• The exercise:
Scan the material for the word "Services", and copy each line where it shows up.
** BEGIN Data lines **
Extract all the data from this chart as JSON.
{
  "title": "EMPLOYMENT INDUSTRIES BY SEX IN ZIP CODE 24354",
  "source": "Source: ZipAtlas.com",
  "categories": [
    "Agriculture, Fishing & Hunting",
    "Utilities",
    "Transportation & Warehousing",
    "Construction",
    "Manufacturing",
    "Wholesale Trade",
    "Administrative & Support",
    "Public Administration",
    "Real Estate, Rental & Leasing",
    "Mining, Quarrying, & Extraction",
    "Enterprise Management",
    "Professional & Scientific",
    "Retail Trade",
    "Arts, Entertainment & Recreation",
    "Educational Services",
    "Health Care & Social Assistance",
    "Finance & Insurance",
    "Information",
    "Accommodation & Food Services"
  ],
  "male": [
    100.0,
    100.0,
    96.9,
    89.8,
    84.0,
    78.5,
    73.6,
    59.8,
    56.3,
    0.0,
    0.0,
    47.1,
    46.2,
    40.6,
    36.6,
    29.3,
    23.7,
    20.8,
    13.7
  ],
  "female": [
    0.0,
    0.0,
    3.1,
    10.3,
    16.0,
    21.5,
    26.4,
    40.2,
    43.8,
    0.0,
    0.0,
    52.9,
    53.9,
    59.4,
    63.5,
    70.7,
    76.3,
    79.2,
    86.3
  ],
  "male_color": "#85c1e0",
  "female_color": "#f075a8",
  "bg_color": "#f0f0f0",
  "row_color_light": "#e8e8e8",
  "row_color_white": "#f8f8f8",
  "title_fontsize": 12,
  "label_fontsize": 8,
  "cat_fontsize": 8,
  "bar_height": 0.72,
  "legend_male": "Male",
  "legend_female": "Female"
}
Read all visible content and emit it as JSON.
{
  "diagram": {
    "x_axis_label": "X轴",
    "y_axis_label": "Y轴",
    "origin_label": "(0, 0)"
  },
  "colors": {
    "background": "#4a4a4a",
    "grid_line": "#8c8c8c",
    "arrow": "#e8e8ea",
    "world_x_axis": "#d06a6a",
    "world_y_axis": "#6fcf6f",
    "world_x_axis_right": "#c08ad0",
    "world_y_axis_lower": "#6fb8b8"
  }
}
** END Data lines **
• Solution for this task:
    "Educational Services",
    "Accommodation & Food Services"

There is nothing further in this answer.